___ Information shown ___

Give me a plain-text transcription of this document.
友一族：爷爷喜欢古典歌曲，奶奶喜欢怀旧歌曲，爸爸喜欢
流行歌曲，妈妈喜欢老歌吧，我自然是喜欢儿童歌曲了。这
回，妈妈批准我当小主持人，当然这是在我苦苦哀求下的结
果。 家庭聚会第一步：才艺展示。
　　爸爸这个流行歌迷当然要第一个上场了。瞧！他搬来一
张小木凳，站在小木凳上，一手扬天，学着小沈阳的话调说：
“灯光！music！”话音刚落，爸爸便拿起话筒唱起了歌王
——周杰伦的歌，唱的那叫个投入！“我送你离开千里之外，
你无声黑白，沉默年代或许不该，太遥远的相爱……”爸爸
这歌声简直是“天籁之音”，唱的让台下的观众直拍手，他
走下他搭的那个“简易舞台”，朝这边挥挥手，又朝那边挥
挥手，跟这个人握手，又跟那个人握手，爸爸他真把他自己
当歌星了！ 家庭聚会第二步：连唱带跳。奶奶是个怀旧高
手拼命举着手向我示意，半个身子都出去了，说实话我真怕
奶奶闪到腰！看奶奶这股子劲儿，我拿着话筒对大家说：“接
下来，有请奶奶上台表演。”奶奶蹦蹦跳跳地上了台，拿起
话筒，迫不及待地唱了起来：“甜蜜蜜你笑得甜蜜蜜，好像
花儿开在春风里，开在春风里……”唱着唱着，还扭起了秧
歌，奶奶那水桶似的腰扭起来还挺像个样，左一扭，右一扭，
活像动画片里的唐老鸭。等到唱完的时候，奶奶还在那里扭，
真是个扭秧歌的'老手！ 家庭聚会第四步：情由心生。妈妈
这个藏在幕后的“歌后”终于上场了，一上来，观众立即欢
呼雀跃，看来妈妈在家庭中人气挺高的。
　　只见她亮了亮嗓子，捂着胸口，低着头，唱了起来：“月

___

== Task to carry out ==
Output every line above without altering anything.

== Answer to this task ==
Give me a plain-text transcription of this document.
友一族：爷爷喜欢古典歌曲，奶奶喜欢怀旧歌曲，爸爸喜欢
流行歌曲，妈妈喜欢老歌吧，我自然是喜欢儿童歌曲了。这
回，妈妈批准我当小主持人，当然这是在我苦苦哀求下的结
果。 家庭聚会第一步：才艺展示。
　　爸爸这个流行歌迷当然要第一个上场了。瞧！他搬来一
张小木凳，站在小木凳上，一手扬天，学着小沈阳的话调说：
“灯光！music！”话音刚落，爸爸便拿起话筒唱起了歌王
——周杰伦的歌，唱的那叫个投入！“我送你离开千里之外，
你无声黑白，沉默年代或许不该，太遥远的相爱……”爸爸
这歌声简直是“天籁之音”，唱的让台下的观众直拍手，他
走下他搭的那个“简易舞台”，朝这边挥挥手，又朝那边挥
挥手，跟这个人握手，又跟那个人握手，爸爸他真把他自己
当歌星了！ 家庭聚会第二步：连唱带跳。奶奶是个怀旧高
手拼命举着手向我示意，半个身子都出去了，说实话我真怕
奶奶闪到腰！看奶奶这股子劲儿，我拿着话筒对大家说：“接
下来，有请奶奶上台表演。”奶奶蹦蹦跳跳地上了台，拿起
话筒，迫不及待地唱了起来：“甜蜜蜜你笑得甜蜜蜜，好像
花儿开在春风里，开在春风里……”唱着唱着，还扭起了秧
歌，奶奶那水桶似的腰扭起来还挺像个样，左一扭，右一扭，
活像动画片里的唐老鸭。等到唱完的时候，奶奶还在那里扭，
真是个扭秧歌的'老手！ 家庭聚会第四步：情由心生。妈妈
这个藏在幕后的“歌后”终于上场了，一上来，观众立即欢
呼雀跃，看来妈妈在家庭中人气挺高的。
　　只见她亮了亮嗓子，捂着胸口，低着头，唱了起来：“月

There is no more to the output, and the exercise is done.